◆ Problem statement:
Make an exact copy of all the entries below, with the pictures left out.

Saved entries:
+++++

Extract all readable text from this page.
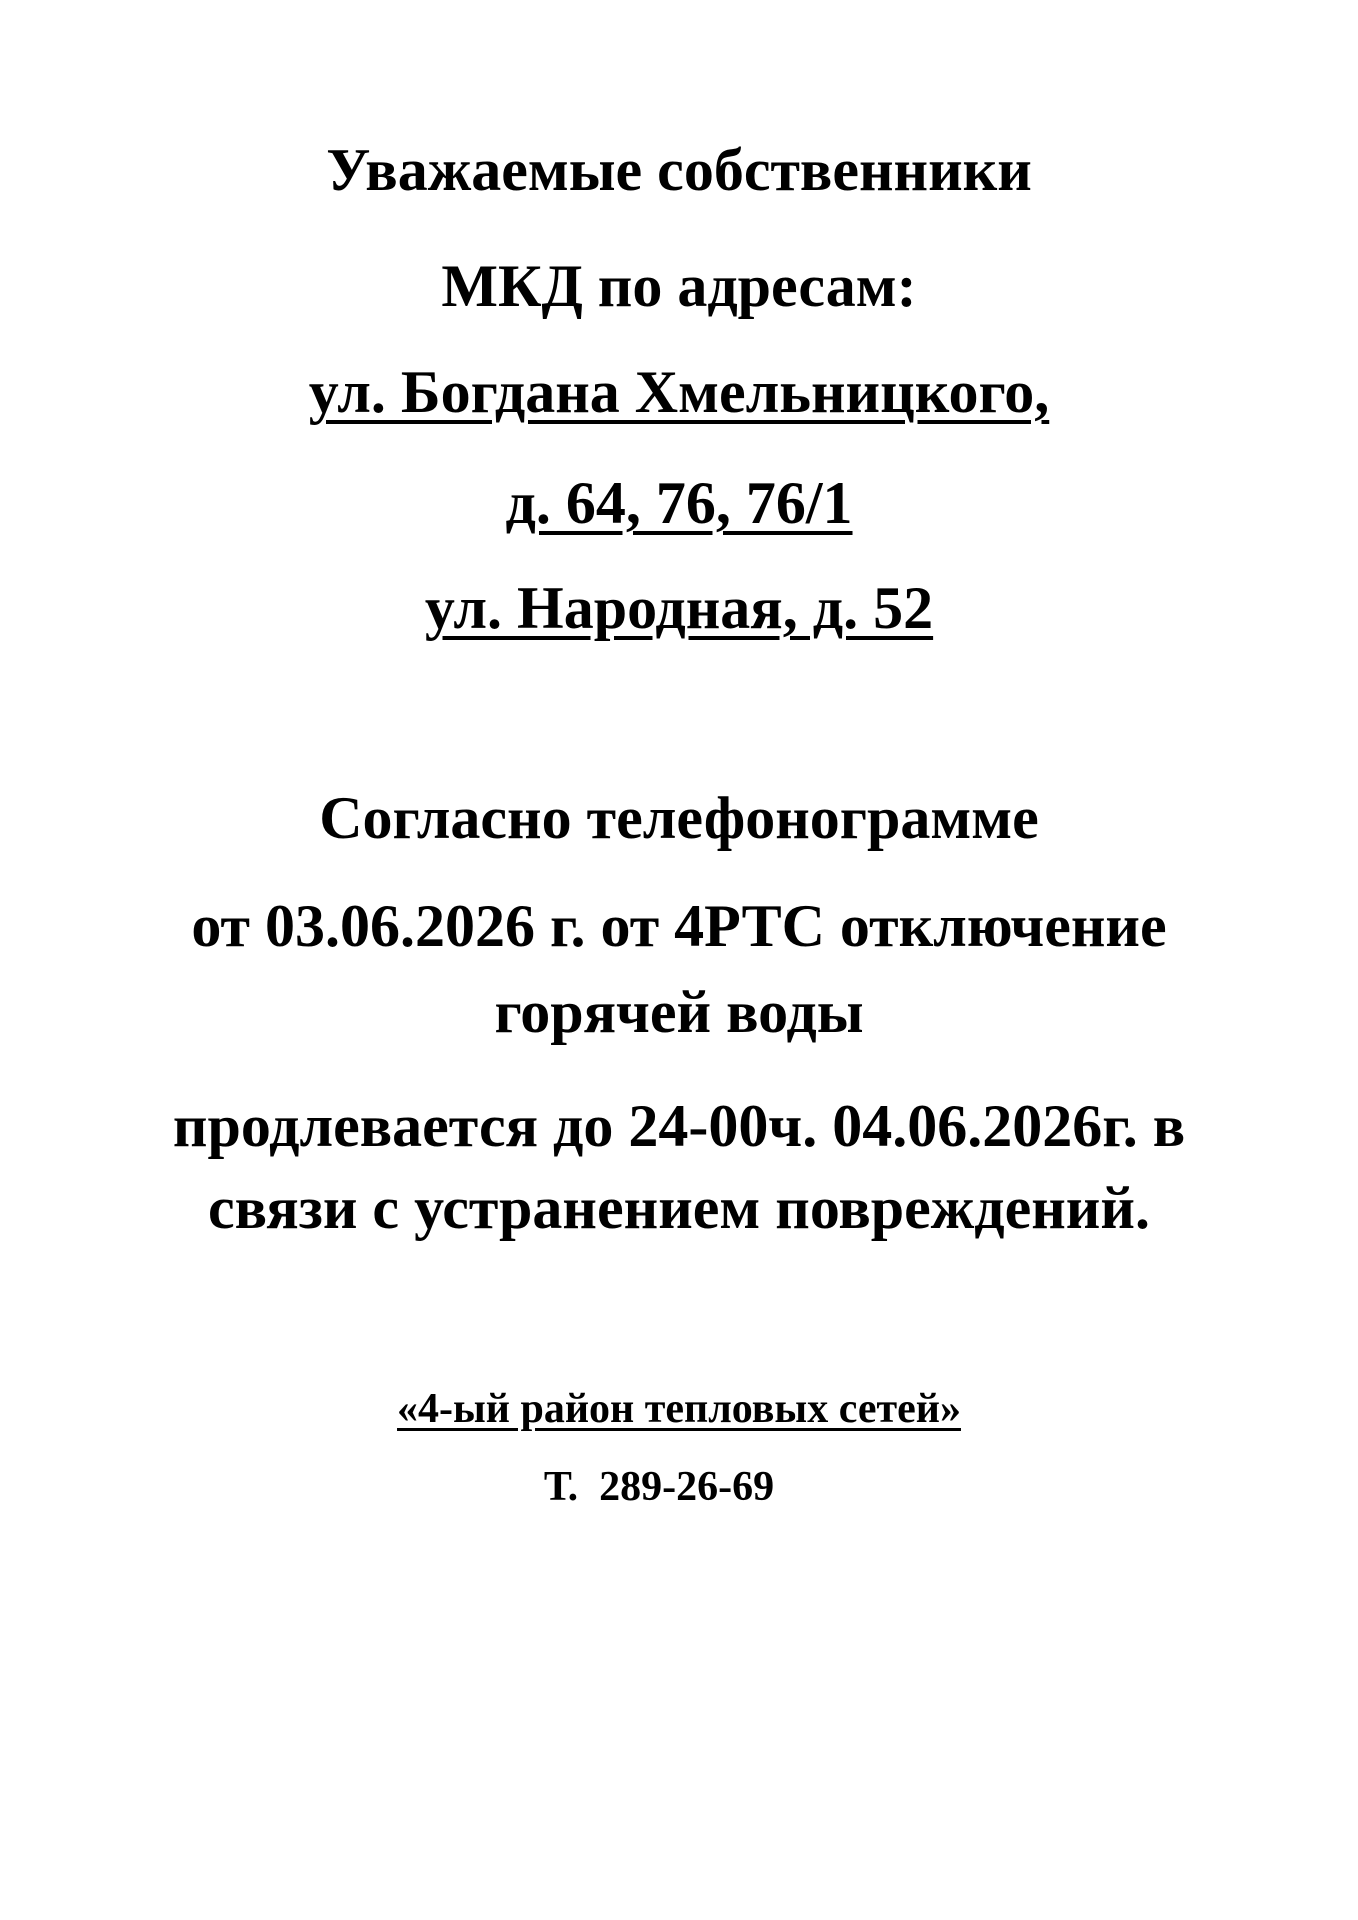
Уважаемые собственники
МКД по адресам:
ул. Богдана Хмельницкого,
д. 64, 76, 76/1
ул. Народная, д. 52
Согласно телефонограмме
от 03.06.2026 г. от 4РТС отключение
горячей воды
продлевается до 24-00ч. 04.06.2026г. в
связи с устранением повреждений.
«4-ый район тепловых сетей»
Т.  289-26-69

+++++

◆ Worked solution:
Extract all readable text from this page.
Уважаемые собственники
МКД по адресам:
ул. Богдана Хмельницкого,
д. 64, 76, 76/1
ул. Народная, д. 52
Согласно телефонограмме
от 03.06.2026 г. от 4РТС отключение
горячей воды
продлевается до 24-00ч. 04.06.2026г. в
связи с устранением повреждений.
«4-ый район тепловых сетей»
Т.  289-26-69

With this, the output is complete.